[Items listed in a dataset]
::::
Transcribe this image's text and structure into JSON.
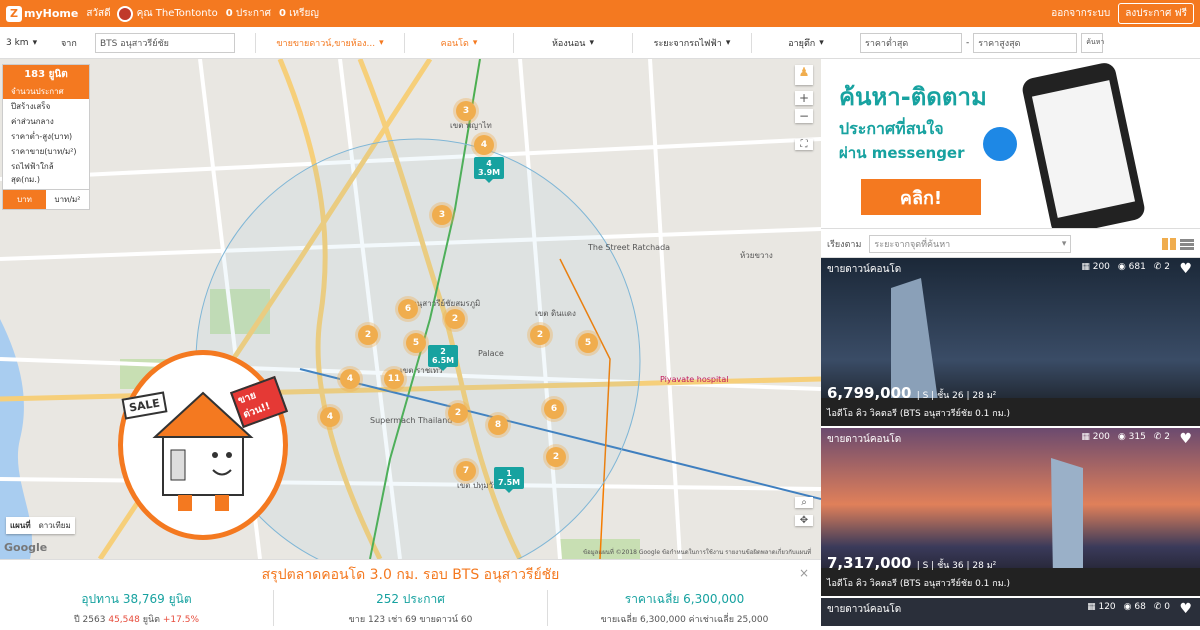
{
  "topbar": {
    "logo_text": "myHome",
    "greeting": "สวัสดี",
    "user": "คุณ TheTontonto",
    "stat1_value": "0",
    "stat1_label": "ประกาศ",
    "stat2_value": "0",
    "stat2_label": "เหรียญ",
    "logout": "ออกจากระบบ",
    "post_button": "ลงประกาศ ฟรี"
  },
  "filters": {
    "radius": "3 km",
    "from_label": "จาก",
    "from_value": "BTS อนุสาวรีย์ชัย",
    "type": "ขายขายดาวน์,ขายห้อง...",
    "category": "คอนโด",
    "rooms": "ห้องนอน",
    "distance": "ระยะจากรถไฟฟ้า",
    "age": "อายุตึก",
    "price_min_placeholder": "ราคาต่ำสุด",
    "dash": "-",
    "price_max_placeholder": "ราคาสูงสุด",
    "search_button": "ค้นหา"
  },
  "sidepanel": {
    "header": "183 ยูนิต",
    "items": [
      "จำนวนประกาศ",
      "ปีสร้างเสร็จ",
      "ค่าส่วนกลาง",
      "ราคาต่ำ-สูง(บาท)",
      "ราคาขาย(บาท/ม²)",
      "รถไฟฟ้าใกล้สุด(กม.)"
    ],
    "toggle_a": "บาท",
    "toggle_b": "บาท/ม²"
  },
  "map": {
    "clusters": [
      {
        "n": "3"
      },
      {
        "n": "4"
      },
      {
        "n": "3"
      },
      {
        "n": "6"
      },
      {
        "n": "2"
      },
      {
        "n": "2"
      },
      {
        "n": "5"
      },
      {
        "n": "2"
      },
      {
        "n": "5"
      },
      {
        "n": "4"
      },
      {
        "n": "11"
      },
      {
        "n": "4"
      },
      {
        "n": "2"
      },
      {
        "n": "6"
      },
      {
        "n": "8"
      },
      {
        "n": "2"
      },
      {
        "n": "7"
      }
    ],
    "price_tags": [
      {
        "count": "4",
        "price": "3.9M"
      },
      {
        "count": "2",
        "price": "6.5M"
      },
      {
        "count": "1",
        "price": "7.5M"
      }
    ],
    "labels": {
      "l1": "The Street Ratchada",
      "l2": "Palace",
      "l3": "Piyavate hospital",
      "l4": "Supermach Thailand",
      "l5": "เขต ดินแดง",
      "l6": "อนุสาวรีย์ชัยสมรภูมิ",
      "l7": "เขต ราชเทวี",
      "l8": "เขต ปทุมวัน",
      "l9": "เขต พญาไท",
      "l10": "ห้วยขวาง"
    },
    "mascot_sale": "SALE",
    "mascot_urgent": "ขายด่วน!!",
    "map_type_1": "แผนที่",
    "map_type_2": "ดาวเทียม",
    "google": "Google",
    "attribution": "ข้อมูลแผนที่ ©2018 Google   ข้อกำหนดในการใช้งาน   รายงานข้อผิดพลาดเกี่ยวกับแผนที่"
  },
  "summary": {
    "title": "สรุปตลาดคอนโด 3.0 กม. รอบ BTS อนุสาวรีย์ชัย",
    "col1_big": "อุปทาน 38,769 ยูนิต",
    "col1_small_a": "ปี 2563",
    "col1_small_red": "45,548",
    "col1_small_b": "ยูนิต",
    "col1_small_pct": "+17.5%",
    "col2_big": "252 ประกาศ",
    "col2_small": "ขาย 123  เช่า 69  ขายดาวน์ 60",
    "col3_big": "ราคาเฉลี่ย 6,300,000",
    "col3_small": "ขายเฉลี่ย 6,300,000 ค่าเช่าเฉลี่ย 25,000",
    "close": "×"
  },
  "ad": {
    "line1": "ค้นหา-ติดตาม",
    "line2": "ประกาศที่สนใจ",
    "line3": "ผ่าน messenger",
    "button": "คลิก!"
  },
  "sort": {
    "label": "เรียงตาม",
    "placeholder": "ระยะจากจุดที่ค้นหา"
  },
  "listings": [
    {
      "type": "ขายดาวน์คอนโด",
      "photos": "200",
      "views": "681",
      "calls": "2",
      "price": "6,799,000",
      "details": "| S | ชั้น 26 | 28 ม²",
      "name": "ไอดีโอ คิว วิคตอรี (BTS อนุสาวรีย์ชัย 0.1 กม.)"
    },
    {
      "type": "ขายดาวน์คอนโด",
      "photos": "200",
      "views": "315",
      "calls": "2",
      "price": "7,317,000",
      "details": "| S | ชั้น 36 | 28 ม²",
      "name": "ไอดีโอ คิว วิคตอรี (BTS อนุสาวรีย์ชัย 0.1 กม.)"
    },
    {
      "type": "ขายดาวน์คอนโด",
      "photos": "120",
      "views": "68",
      "calls": "0"
    }
  ],
  "colors": {
    "brand_orange": "#f47920",
    "teal": "#17a2a0",
    "cluster": "#f0ad4e"
  }
}
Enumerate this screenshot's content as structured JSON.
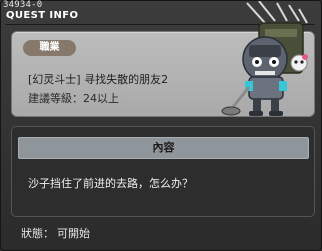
{
  "window": {
    "quest_id": "34934-0",
    "title": "QUEST INFO"
  },
  "quest": {
    "job_tag": "職業",
    "name": "[幻灵斗士] 寻找失散的朋友2",
    "required_level": "建議等級：24以上"
  },
  "content": {
    "header": "內容",
    "text": "沙子挡住了前进的去路，怎么办？"
  },
  "status": {
    "label": "狀態：",
    "value": "可開始"
  },
  "icons": {
    "npc": "robot-npc-icon"
  }
}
::::
» **Aim**
Leaving out the pictures, repeat the data above exactly.

» **Exercise response**
Transcribe this image's text and structure into JSON.
{
  "topbar": {
    "logo_text": "myHome",
    "greeting": "สวัสดี",
    "user": "คุณ TheTontonto",
    "stat1_value": "0",
    "stat1_label": "ประกาศ",
    "stat2_value": "0",
    "stat2_label": "เหรียญ",
    "logout": "ออกจากระบบ",
    "post_button": "ลงประกาศ ฟรี"
  },
  "filters": {
    "radius": "3 km",
    "from_label": "จาก",
    "from_value": "BTS อนุสาวรีย์ชัย",
    "type": "ขายขายดาวน์,ขายห้อง...",
    "category": "คอนโด",
    "rooms": "ห้องนอน",
    "distance": "ระยะจากรถไฟฟ้า",
    "age": "อายุตึก",
    "price_min_placeholder": "ราคาต่ำสุด",
    "dash": "-",
    "price_max_placeholder": "ราคาสูงสุด",
    "search_button": "ค้นหา"
  },
  "sidepanel": {
    "header": "183 ยูนิต",
    "items": [
      "จำนวนประกาศ",
      "ปีสร้างเสร็จ",
      "ค่าส่วนกลาง",
      "ราคาต่ำ-สูง(บาท)",
      "ราคาขาย(บาท/ม²)",
      "รถไฟฟ้าใกล้สุด(กม.)"
    ],
    "toggle_a": "บาท",
    "toggle_b": "บาท/ม²"
  },
  "map": {
    "clusters": [
      {
        "n": "3"
      },
      {
        "n": "4"
      },
      {
        "n": "3"
      },
      {
        "n": "6"
      },
      {
        "n": "2"
      },
      {
        "n": "2"
      },
      {
        "n": "5"
      },
      {
        "n": "2"
      },
      {
        "n": "5"
      },
      {
        "n": "4"
      },
      {
        "n": "11"
      },
      {
        "n": "4"
      },
      {
        "n": "2"
      },
      {
        "n": "6"
      },
      {
        "n": "8"
      },
      {
        "n": "2"
      },
      {
        "n": "7"
      }
    ],
    "price_tags": [
      {
        "count": "4",
        "price": "3.9M"
      },
      {
        "count": "2",
        "price": "6.5M"
      },
      {
        "count": "1",
        "price": "7.5M"
      }
    ],
    "labels": {
      "l1": "The Street Ratchada",
      "l2": "Palace",
      "l3": "Piyavate hospital",
      "l4": "Supermach Thailand",
      "l5": "เขต ดินแดง",
      "l6": "อนุสาวรีย์ชัยสมรภูมิ",
      "l7": "เขต ราชเทวี",
      "l8": "เขต ปทุมวัน",
      "l9": "เขต พญาไท",
      "l10": "ห้วยขวาง"
    },
    "mascot_sale": "SALE",
    "mascot_urgent": "ขายด่วน!!",
    "map_type_1": "แผนที่",
    "map_type_2": "ดาวเทียม",
    "google": "Google",
    "attribution": "ข้อมูลแผนที่ ©2018 Google   ข้อกำหนดในการใช้งาน   รายงานข้อผิดพลาดเกี่ยวกับแผนที่"
  },
  "summary": {
    "title": "สรุปตลาดคอนโด 3.0 กม. รอบ BTS อนุสาวรีย์ชัย",
    "col1_big": "อุปทาน 38,769 ยูนิต",
    "col1_small_a": "ปี 2563",
    "col1_small_red": "45,548",
    "col1_small_b": "ยูนิต",
    "col1_small_pct": "+17.5%",
    "col2_big": "252 ประกาศ",
    "col2_small": "ขาย 123  เช่า 69  ขายดาวน์ 60",
    "col3_big": "ราคาเฉลี่ย 6,300,000",
    "col3_small": "ขายเฉลี่ย 6,300,000 ค่าเช่าเฉลี่ย 25,000",
    "close": "×"
  },
  "ad": {
    "line1": "ค้นหา-ติดตาม",
    "line2": "ประกาศที่สนใจ",
    "line3": "ผ่าน messenger",
    "button": "คลิก!"
  },
  "sort": {
    "label": "เรียงตาม",
    "placeholder": "ระยะจากจุดที่ค้นหา"
  },
  "listings": [
    {
      "type": "ขายดาวน์คอนโด",
      "photos": "200",
      "views": "681",
      "calls": "2",
      "price": "6,799,000",
      "details": "| S | ชั้น 26 | 28 ม²",
      "name": "ไอดีโอ คิว วิคตอรี (BTS อนุสาวรีย์ชัย 0.1 กม.)"
    },
    {
      "type": "ขายดาวน์คอนโด",
      "photos": "200",
      "views": "315",
      "calls": "2",
      "price": "7,317,000",
      "details": "| S | ชั้น 36 | 28 ม²",
      "name": "ไอดีโอ คิว วิคตอรี (BTS อนุสาวรีย์ชัย 0.1 กม.)"
    },
    {
      "type": "ขายดาวน์คอนโด",
      "photos": "120",
      "views": "68",
      "calls": "0"
    }
  ],
  "colors": {
    "brand_orange": "#f47920",
    "teal": "#17a2a0",
    "cluster": "#f0ad4e"
  }
}
Enumerate this screenshot's content as structured JSON.
{
  "window": {
    "quest_id": "34934-0",
    "title": "QUEST INFO"
  },
  "quest": {
    "job_tag": "職業",
    "name": "[幻灵斗士] 寻找失散的朋友2",
    "required_level": "建議等級：24以上"
  },
  "content": {
    "header": "內容",
    "text": "沙子挡住了前进的去路，怎么办？"
  },
  "status": {
    "label": "狀態：",
    "value": "可開始"
  },
  "icons": {
    "npc": "robot-npc-icon"
  }
}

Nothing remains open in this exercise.